# Start of SUPPLIED RECORDS
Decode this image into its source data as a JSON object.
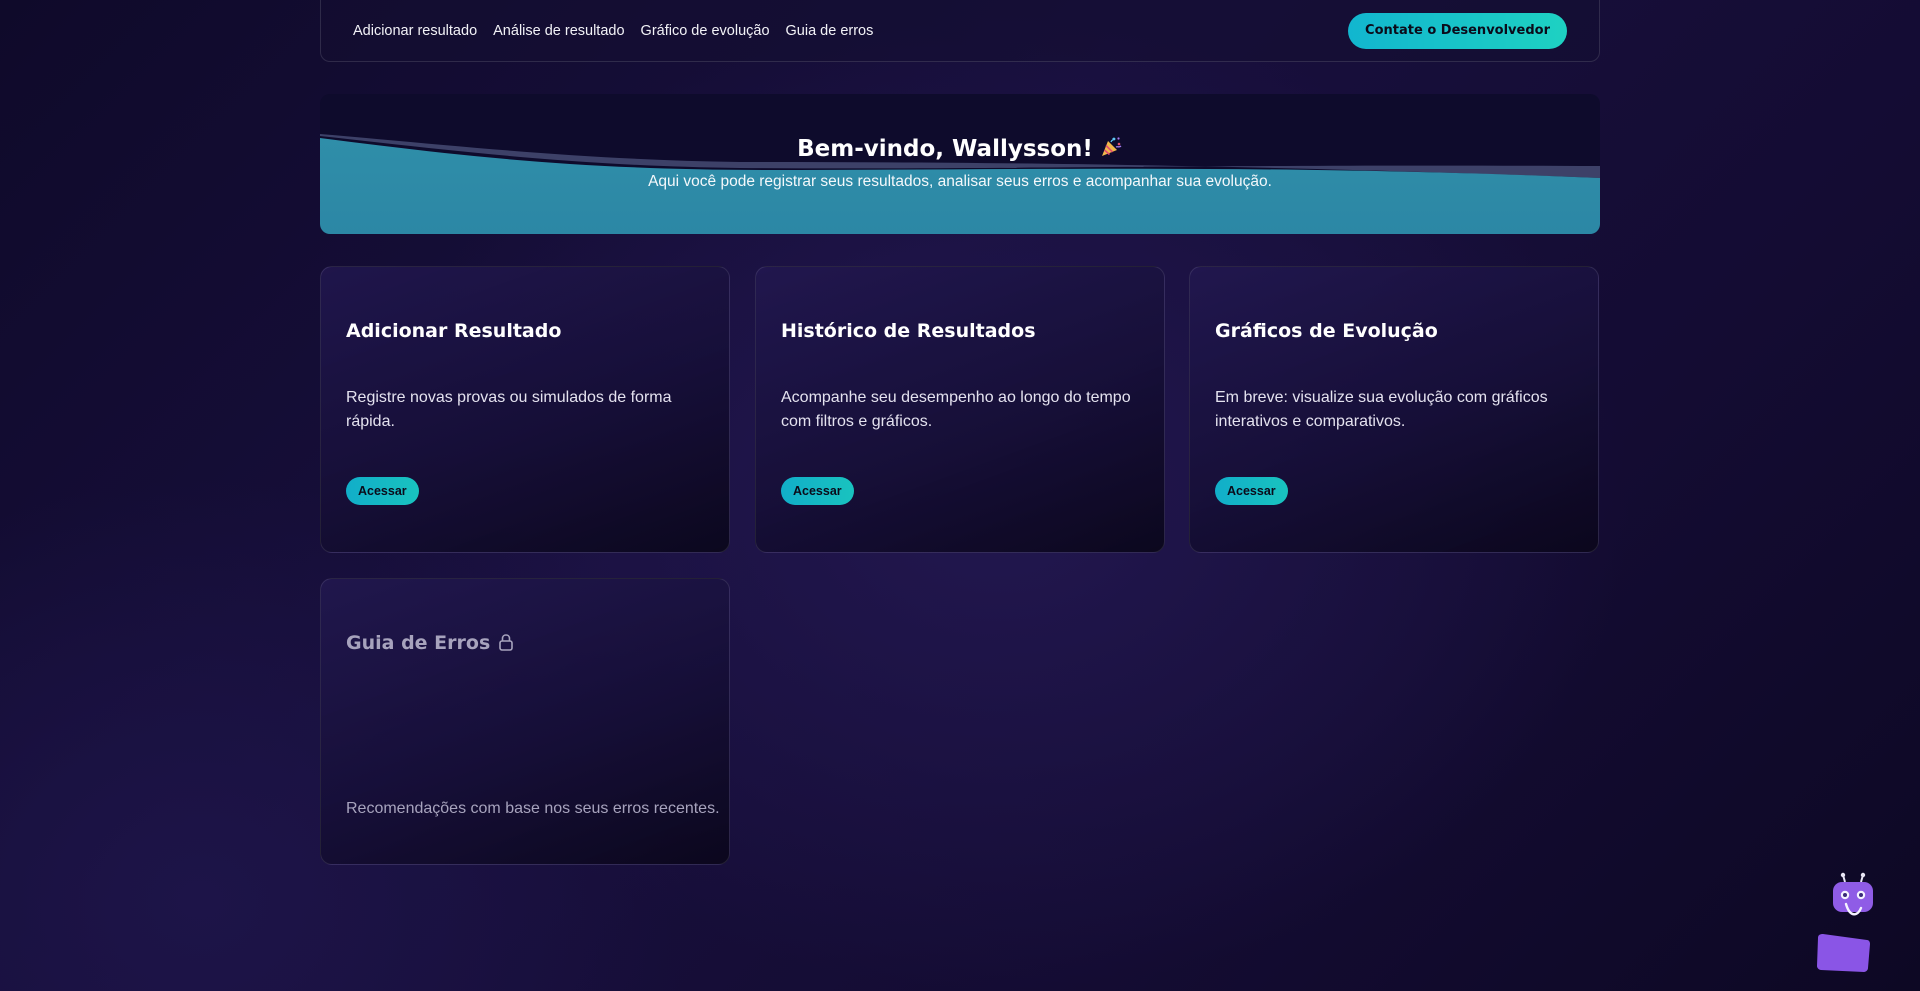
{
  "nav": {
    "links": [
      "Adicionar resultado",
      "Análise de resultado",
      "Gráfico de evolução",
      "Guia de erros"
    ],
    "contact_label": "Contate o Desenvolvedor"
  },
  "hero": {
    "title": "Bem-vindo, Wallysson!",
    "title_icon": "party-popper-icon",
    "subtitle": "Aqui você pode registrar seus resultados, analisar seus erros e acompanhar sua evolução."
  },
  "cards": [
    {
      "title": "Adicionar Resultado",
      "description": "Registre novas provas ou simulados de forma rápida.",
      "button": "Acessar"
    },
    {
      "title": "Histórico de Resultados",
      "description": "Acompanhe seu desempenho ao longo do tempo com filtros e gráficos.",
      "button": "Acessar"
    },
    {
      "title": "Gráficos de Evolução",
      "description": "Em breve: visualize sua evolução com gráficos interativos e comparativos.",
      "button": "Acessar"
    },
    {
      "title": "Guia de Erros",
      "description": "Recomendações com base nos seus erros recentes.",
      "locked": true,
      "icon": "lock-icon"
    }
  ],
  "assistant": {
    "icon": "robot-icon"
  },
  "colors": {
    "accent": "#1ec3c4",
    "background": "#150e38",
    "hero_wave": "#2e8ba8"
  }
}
# End of SUPPLIED RECORDS
# Start of SUPPLIED RECORDS
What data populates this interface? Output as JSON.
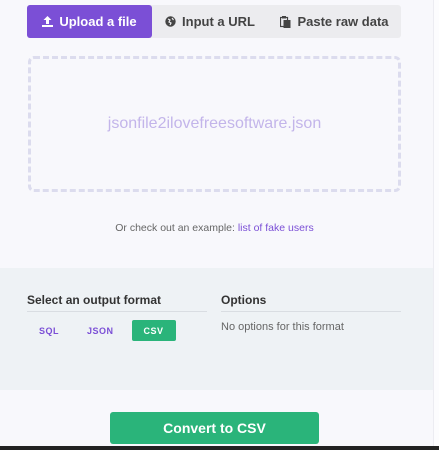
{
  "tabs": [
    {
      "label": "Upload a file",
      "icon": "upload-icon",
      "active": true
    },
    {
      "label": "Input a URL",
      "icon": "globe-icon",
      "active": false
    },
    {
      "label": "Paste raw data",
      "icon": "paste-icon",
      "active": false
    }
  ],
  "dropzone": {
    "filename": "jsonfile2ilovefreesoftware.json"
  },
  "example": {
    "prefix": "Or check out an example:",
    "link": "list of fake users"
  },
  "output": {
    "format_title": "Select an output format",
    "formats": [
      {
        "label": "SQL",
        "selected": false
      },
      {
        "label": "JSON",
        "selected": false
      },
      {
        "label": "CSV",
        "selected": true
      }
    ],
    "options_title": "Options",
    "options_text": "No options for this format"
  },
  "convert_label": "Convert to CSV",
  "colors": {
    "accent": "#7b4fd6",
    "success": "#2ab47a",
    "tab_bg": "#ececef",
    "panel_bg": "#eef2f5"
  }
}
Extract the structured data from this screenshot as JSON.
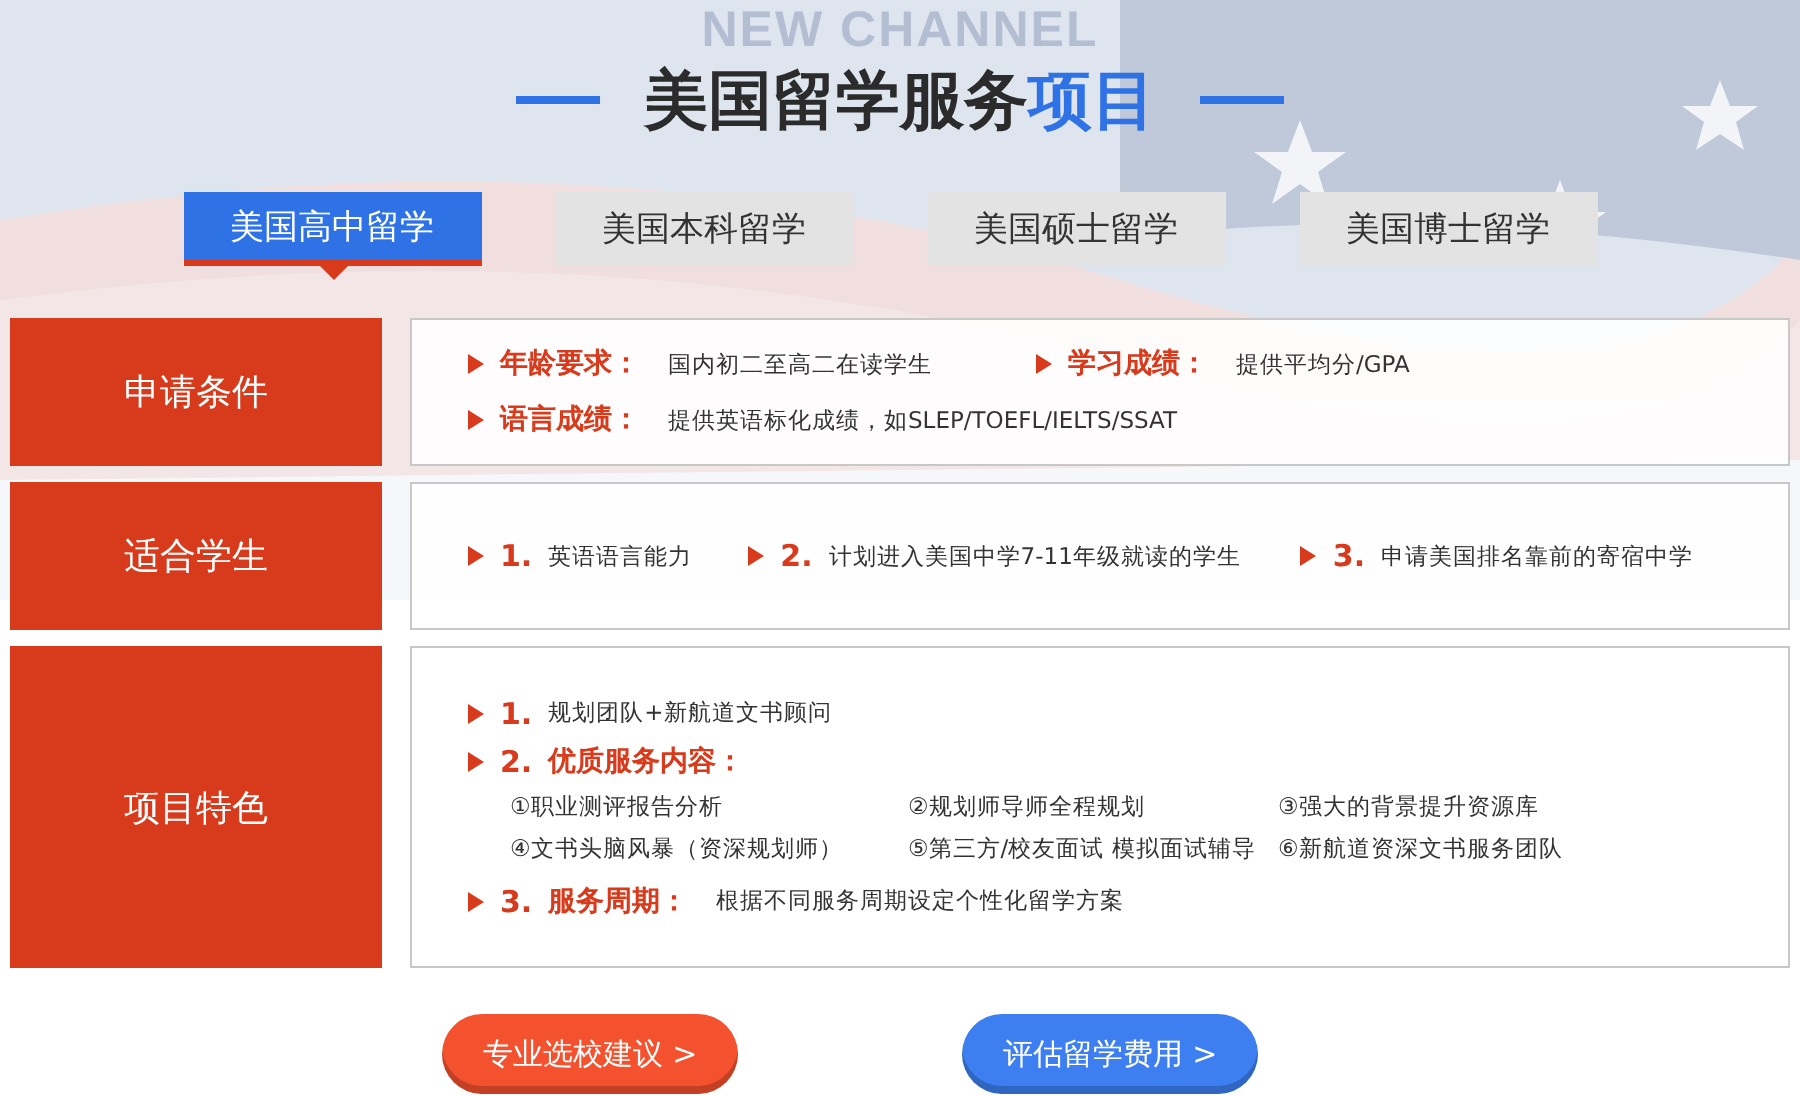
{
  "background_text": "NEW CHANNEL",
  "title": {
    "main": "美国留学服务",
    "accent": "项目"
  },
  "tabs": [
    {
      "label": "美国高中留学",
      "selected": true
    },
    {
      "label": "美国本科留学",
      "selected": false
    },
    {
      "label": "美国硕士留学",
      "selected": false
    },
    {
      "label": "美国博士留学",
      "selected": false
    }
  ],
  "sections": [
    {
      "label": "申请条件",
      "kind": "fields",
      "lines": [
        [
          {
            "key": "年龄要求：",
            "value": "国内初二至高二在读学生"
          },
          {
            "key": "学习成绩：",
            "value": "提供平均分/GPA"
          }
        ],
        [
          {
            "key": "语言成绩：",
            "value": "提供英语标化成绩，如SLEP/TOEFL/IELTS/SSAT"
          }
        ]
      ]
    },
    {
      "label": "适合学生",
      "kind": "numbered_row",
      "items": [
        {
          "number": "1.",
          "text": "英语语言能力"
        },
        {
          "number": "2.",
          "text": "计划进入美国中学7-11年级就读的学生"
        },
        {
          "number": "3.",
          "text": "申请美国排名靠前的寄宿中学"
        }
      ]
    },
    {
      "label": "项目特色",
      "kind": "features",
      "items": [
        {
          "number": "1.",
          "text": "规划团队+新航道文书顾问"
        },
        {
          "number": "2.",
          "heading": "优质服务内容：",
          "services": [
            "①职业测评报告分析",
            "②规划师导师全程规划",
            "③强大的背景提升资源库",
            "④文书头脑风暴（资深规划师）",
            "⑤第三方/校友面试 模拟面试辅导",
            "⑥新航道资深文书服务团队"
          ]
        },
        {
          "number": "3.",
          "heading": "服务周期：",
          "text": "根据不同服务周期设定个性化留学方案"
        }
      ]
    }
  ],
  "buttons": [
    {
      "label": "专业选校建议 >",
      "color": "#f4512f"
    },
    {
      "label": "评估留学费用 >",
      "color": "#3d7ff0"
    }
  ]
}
# End of SUPPLIED RECORDS
## PROBLEM REQUIREMENTS
Copy each line above containing the string "this".

## TASK SOLUTION
Decode this image into its source data as a JSON object.
What data populates this interface? Output as JSON.
    "options_text": "No options for this format"
Extract the structured data from this screenshot as JSON.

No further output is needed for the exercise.